------ TEKS YANG DIBERIKAN

Tokoh ini merupakan presiden wanita Indonesia pertama dan anak dari
presiden Indonesia pertama, Soekarno,
yang kemudian mengikuti jejak ayahnya menjadi Presiden Indonesia. Ia
menjadi presiden setelah MPR mengadakan Sidang Istimewa MPR pada
tahun 2001. Sidang Istimewa MPR ini diadakan dalam menanggapi langkah
Presiden
Abdurrahman Wahid (Gus Dur) yang membekukan lembaga MPR/DPR dan
Partai Golkar. Ia dilantik pada 23 Juli 2001. Sebelumnya dari tahun
1999–2001, ia menjabat Wakil Presiden pada pemerintahan Presiden
Abdurrahman Wahid (Gus Dur). Berikut sekilas mengenai biografi
Megawati Soekarnoputri.

------------
------ KUMPULAN CATATAN

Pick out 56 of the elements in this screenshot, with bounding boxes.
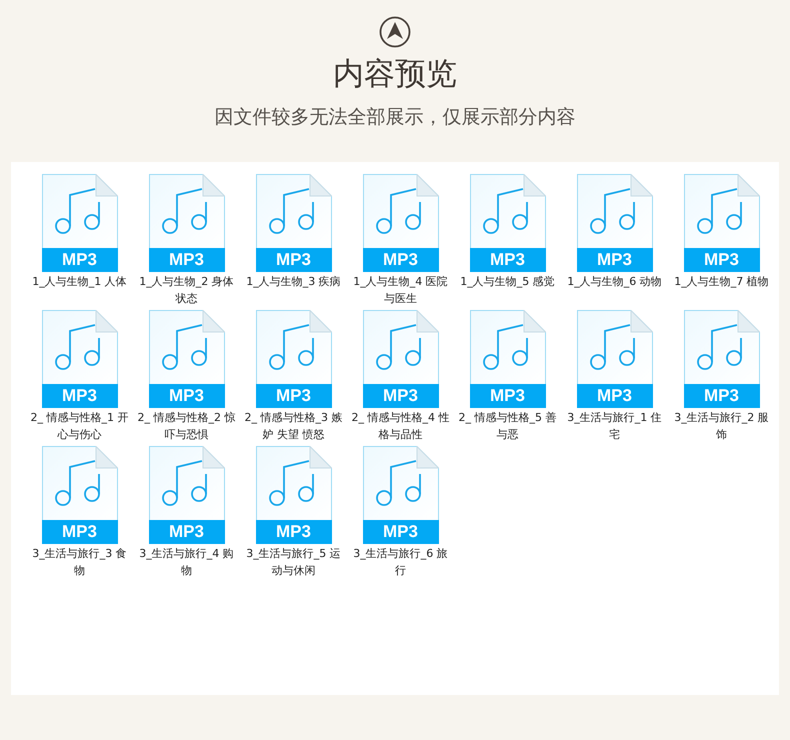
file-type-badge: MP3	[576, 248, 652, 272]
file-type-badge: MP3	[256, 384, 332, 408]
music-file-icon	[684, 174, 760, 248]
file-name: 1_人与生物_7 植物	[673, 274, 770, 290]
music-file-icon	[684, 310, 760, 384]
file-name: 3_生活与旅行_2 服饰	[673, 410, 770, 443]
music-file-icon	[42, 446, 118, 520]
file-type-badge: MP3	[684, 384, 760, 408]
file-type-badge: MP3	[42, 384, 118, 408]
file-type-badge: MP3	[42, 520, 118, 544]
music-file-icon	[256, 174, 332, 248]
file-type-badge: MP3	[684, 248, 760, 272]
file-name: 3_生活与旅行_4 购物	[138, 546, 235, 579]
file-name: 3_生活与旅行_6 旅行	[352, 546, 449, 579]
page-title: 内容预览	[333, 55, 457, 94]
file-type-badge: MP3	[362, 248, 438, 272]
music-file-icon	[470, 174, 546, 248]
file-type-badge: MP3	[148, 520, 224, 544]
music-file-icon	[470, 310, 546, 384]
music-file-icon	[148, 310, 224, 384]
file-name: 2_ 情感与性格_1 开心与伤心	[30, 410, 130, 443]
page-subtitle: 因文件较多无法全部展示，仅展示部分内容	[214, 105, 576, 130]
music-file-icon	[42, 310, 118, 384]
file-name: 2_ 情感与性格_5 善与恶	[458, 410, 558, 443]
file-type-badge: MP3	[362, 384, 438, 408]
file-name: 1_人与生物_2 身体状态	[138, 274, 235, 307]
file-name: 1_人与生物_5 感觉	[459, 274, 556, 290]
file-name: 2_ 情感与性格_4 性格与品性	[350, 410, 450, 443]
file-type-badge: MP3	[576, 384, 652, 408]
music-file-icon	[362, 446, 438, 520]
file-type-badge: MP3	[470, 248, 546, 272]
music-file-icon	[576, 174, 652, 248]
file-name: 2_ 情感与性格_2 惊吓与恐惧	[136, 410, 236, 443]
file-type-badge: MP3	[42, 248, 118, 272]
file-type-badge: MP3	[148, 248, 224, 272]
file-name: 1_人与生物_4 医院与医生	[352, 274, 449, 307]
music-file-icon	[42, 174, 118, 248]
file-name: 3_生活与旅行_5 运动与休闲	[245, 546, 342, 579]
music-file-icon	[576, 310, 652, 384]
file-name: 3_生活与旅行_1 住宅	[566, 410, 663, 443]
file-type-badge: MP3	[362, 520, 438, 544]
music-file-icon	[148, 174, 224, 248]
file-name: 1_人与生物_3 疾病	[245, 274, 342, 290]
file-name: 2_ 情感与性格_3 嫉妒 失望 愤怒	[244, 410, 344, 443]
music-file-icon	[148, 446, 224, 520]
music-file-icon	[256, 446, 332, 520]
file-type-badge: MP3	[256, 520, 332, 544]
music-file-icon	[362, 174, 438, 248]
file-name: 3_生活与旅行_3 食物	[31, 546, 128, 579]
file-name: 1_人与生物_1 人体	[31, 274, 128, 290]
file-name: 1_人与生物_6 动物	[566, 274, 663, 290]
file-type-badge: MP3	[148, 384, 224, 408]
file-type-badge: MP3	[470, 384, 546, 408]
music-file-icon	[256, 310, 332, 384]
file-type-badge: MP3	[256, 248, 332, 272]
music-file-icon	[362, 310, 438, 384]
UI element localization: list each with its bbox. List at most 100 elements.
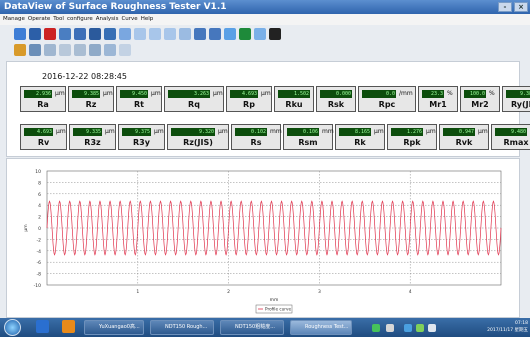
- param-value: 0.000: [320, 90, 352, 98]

------------

TUGAS YANG DIKERJAKAN -
(a) Salin seluruh teks tentang Megawati Soekarnoputri tanpa mengubah apa pun.
(b) Ulangi baris-baris dalam catatan dari baris yang memuat "248, 652, 272]" sampai baris yang memuat "248, 118, 272]", termasuk kedua baris itu, tanpa perubahan.
Teks dan catatan di atas merupakan dua bahan yang berdiri sendiri.

JAWABAN TIAP TUGAS -
(a)
Tokoh ini merupakan presiden wanita Indonesia pertama dan anak dari
presiden Indonesia pertama, Soekarno,
yang kemudian mengikuti jejak ayahnya menjadi Presiden Indonesia. Ia
menjadi presiden setelah MPR mengadakan Sidang Istimewa MPR pada
tahun 2001. Sidang Istimewa MPR ini diadakan dalam menanggapi langkah
Presiden
Abdurrahman Wahid (Gus Dur) yang membekukan lembaga MPR/DPR dan
Partai Golkar. Ia dilantik pada 23 Juli 2001. Sebelumnya dari tahun
1999–2001, ia menjabat Wakil Presiden pada pemerintahan Presiden
Abdurrahman Wahid (Gus Dur). Berikut sekilas mengenai biografi
Megawati Soekarnoputri.

(b)
file-type-badge: MP3	[576, 248, 652, 272]
file-type-badge: MP3	[256, 384, 332, 408]
music-file-icon	[684, 174, 760, 248]
file-name: 1_人与生物_7 植物	[673, 274, 770, 290]
music-file-icon	[684, 310, 760, 384]
file-name: 3_生活与旅行_2 服饰	[673, 410, 770, 443]
music-file-icon	[42, 446, 118, 520]
file-type-badge: MP3	[684, 384, 760, 408]
file-type-badge: MP3	[42, 384, 118, 408]
file-type-badge: MP3	[42, 520, 118, 544]
music-file-icon	[256, 174, 332, 248]
file-type-badge: MP3	[684, 248, 760, 272]
file-name: 3_生活与旅行_4 购物	[138, 546, 235, 579]
file-name: 3_生活与旅行_6 旅行	[352, 546, 449, 579]
page-title: 内容预览	[333, 55, 457, 94]
file-type-badge: MP3	[362, 248, 438, 272]
music-file-icon	[470, 174, 546, 248]
file-type-badge: MP3	[148, 520, 224, 544]
music-file-icon	[470, 310, 546, 384]
music-file-icon	[148, 310, 224, 384]
file-name: 2_ 情感与性格_1 开心与伤心	[30, 410, 130, 443]
page-subtitle: 因文件较多无法全部展示，仅展示部分内容	[214, 105, 576, 130]
music-file-icon	[42, 310, 118, 384]
file-name: 2_ 情感与性格_5 善与恶	[458, 410, 558, 443]
file-type-badge: MP3	[362, 384, 438, 408]
file-name: 1_人与生物_2 身体状态	[138, 274, 235, 307]
file-name: 1_人与生物_5 感觉	[459, 274, 556, 290]
file-name: 2_ 情感与性格_4 性格与品性	[350, 410, 450, 443]
file-type-badge: MP3	[576, 384, 652, 408]
music-file-icon	[362, 446, 438, 520]
file-type-badge: MP3	[470, 248, 546, 272]
music-file-icon	[576, 174, 652, 248]
file-name: 2_ 情感与性格_2 惊吓与恐惧	[136, 410, 236, 443]
file-type-badge: MP3	[42, 248, 118, 272]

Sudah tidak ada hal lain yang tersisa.